Would you write out the entries below, every one of them, exactly?

↓

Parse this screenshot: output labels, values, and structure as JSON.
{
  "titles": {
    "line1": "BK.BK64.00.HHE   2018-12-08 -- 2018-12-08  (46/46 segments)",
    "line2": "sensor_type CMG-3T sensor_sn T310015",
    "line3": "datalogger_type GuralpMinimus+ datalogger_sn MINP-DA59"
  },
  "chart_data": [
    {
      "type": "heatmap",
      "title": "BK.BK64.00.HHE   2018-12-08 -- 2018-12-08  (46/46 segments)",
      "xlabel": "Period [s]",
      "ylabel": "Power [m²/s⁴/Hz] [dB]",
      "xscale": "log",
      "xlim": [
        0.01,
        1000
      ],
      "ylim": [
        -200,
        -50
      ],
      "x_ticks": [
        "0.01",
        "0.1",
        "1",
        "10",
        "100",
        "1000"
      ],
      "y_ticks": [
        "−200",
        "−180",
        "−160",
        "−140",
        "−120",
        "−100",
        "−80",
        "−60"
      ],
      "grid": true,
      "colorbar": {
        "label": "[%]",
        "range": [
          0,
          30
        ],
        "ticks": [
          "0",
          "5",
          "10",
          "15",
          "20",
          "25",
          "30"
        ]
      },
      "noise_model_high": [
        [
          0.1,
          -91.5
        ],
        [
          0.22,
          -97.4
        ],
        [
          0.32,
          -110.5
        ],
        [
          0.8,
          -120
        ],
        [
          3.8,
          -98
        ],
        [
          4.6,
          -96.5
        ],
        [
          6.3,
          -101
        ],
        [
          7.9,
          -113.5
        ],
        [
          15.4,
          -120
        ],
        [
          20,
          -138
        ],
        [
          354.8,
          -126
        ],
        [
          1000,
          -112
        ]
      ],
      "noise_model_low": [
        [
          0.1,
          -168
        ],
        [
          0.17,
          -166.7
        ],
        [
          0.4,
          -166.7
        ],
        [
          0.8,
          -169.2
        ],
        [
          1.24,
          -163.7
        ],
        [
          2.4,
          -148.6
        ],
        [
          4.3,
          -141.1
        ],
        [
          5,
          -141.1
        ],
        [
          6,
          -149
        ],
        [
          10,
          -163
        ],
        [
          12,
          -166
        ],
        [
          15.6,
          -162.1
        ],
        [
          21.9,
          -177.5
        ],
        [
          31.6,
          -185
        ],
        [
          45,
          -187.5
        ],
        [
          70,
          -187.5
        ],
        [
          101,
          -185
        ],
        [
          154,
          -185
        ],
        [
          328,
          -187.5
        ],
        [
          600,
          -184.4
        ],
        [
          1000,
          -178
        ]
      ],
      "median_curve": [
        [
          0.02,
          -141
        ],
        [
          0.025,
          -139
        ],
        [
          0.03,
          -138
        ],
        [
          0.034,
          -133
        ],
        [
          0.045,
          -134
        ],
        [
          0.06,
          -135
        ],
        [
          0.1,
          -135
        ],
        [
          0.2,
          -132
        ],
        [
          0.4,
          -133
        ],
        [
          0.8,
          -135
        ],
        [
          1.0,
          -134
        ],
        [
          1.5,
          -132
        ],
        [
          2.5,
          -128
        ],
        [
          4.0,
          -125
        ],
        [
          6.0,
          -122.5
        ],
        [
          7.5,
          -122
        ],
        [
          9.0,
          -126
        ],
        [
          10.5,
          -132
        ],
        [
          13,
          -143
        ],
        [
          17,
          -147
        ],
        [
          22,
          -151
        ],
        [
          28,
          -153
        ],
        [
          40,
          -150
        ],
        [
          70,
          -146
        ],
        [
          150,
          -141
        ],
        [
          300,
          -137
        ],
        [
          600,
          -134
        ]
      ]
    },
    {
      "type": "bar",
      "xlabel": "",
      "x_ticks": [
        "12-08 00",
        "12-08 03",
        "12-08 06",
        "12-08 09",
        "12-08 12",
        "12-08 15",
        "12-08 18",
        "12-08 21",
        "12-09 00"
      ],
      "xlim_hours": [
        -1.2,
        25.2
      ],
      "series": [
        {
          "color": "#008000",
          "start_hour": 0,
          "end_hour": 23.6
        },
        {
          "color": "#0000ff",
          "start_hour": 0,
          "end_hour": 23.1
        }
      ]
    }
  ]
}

↑

Expected output >>
Parse this screenshot: output labels, values, and structure as JSON.
{
  "titles": {
    "line1": "BK.BK64.00.HHE   2018-12-08 -- 2018-12-08  (46/46 segments)",
    "line2": "sensor_type CMG-3T sensor_sn T310015",
    "line3": "datalogger_type GuralpMinimus+ datalogger_sn MINP-DA59"
  },
  "chart_data": [
    {
      "type": "heatmap",
      "title": "BK.BK64.00.HHE   2018-12-08 -- 2018-12-08  (46/46 segments)",
      "xlabel": "Period [s]",
      "ylabel": "Power [m²/s⁴/Hz] [dB]",
      "xscale": "log",
      "xlim": [
        0.01,
        1000
      ],
      "ylim": [
        -200,
        -50
      ],
      "x_ticks": [
        "0.01",
        "0.1",
        "1",
        "10",
        "100",
        "1000"
      ],
      "y_ticks": [
        "−200",
        "−180",
        "−160",
        "−140",
        "−120",
        "−100",
        "−80",
        "−60"
      ],
      "grid": true,
      "colorbar": {
        "label": "[%]",
        "range": [
          0,
          30
        ],
        "ticks": [
          "0",
          "5",
          "10",
          "15",
          "20",
          "25",
          "30"
        ]
      },
      "noise_model_high": [
        [
          0.1,
          -91.5
        ],
        [
          0.22,
          -97.4
        ],
        [
          0.32,
          -110.5
        ],
        [
          0.8,
          -120
        ],
        [
          3.8,
          -98
        ],
        [
          4.6,
          -96.5
        ],
        [
          6.3,
          -101
        ],
        [
          7.9,
          -113.5
        ],
        [
          15.4,
          -120
        ],
        [
          20,
          -138
        ],
        [
          354.8,
          -126
        ],
        [
          1000,
          -112
        ]
      ],
      "noise_model_low": [
        [
          0.1,
          -168
        ],
        [
          0.17,
          -166.7
        ],
        [
          0.4,
          -166.7
        ],
        [
          0.8,
          -169.2
        ],
        [
          1.24,
          -163.7
        ],
        [
          2.4,
          -148.6
        ],
        [
          4.3,
          -141.1
        ],
        [
          5,
          -141.1
        ],
        [
          6,
          -149
        ],
        [
          10,
          -163
        ],
        [
          12,
          -166
        ],
        [
          15.6,
          -162.1
        ],
        [
          21.9,
          -177.5
        ],
        [
          31.6,
          -185
        ],
        [
          45,
          -187.5
        ],
        [
          70,
          -187.5
        ],
        [
          101,
          -185
        ],
        [
          154,
          -185
        ],
        [
          328,
          -187.5
        ],
        [
          600,
          -184.4
        ],
        [
          1000,
          -178
        ]
      ],
      "median_curve": [
        [
          0.02,
          -141
        ],
        [
          0.025,
          -139
        ],
        [
          0.03,
          -138
        ],
        [
          0.034,
          -133
        ],
        [
          0.045,
          -134
        ],
        [
          0.06,
          -135
        ],
        [
          0.1,
          -135
        ],
        [
          0.2,
          -132
        ],
        [
          0.4,
          -133
        ],
        [
          0.8,
          -135
        ],
        [
          1.0,
          -134
        ],
        [
          1.5,
          -132
        ],
        [
          2.5,
          -128
        ],
        [
          4.0,
          -125
        ],
        [
          6.0,
          -122.5
        ],
        [
          7.5,
          -122
        ],
        [
          9.0,
          -126
        ],
        [
          10.5,
          -132
        ],
        [
          13,
          -143
        ],
        [
          17,
          -147
        ],
        [
          22,
          -151
        ],
        [
          28,
          -153
        ],
        [
          40,
          -150
        ],
        [
          70,
          -146
        ],
        [
          150,
          -141
        ],
        [
          300,
          -137
        ],
        [
          600,
          -134
        ]
      ]
    },
    {
      "type": "bar",
      "xlabel": "",
      "x_ticks": [
        "12-08 00",
        "12-08 03",
        "12-08 06",
        "12-08 09",
        "12-08 12",
        "12-08 15",
        "12-08 18",
        "12-08 21",
        "12-09 00"
      ],
      "xlim_hours": [
        -1.2,
        25.2
      ],
      "series": [
        {
          "color": "#008000",
          "start_hour": 0,
          "end_hour": 23.6
        },
        {
          "color": "#0000ff",
          "start_hour": 0,
          "end_hour": 23.1
        }
      ]
    }
  ]
}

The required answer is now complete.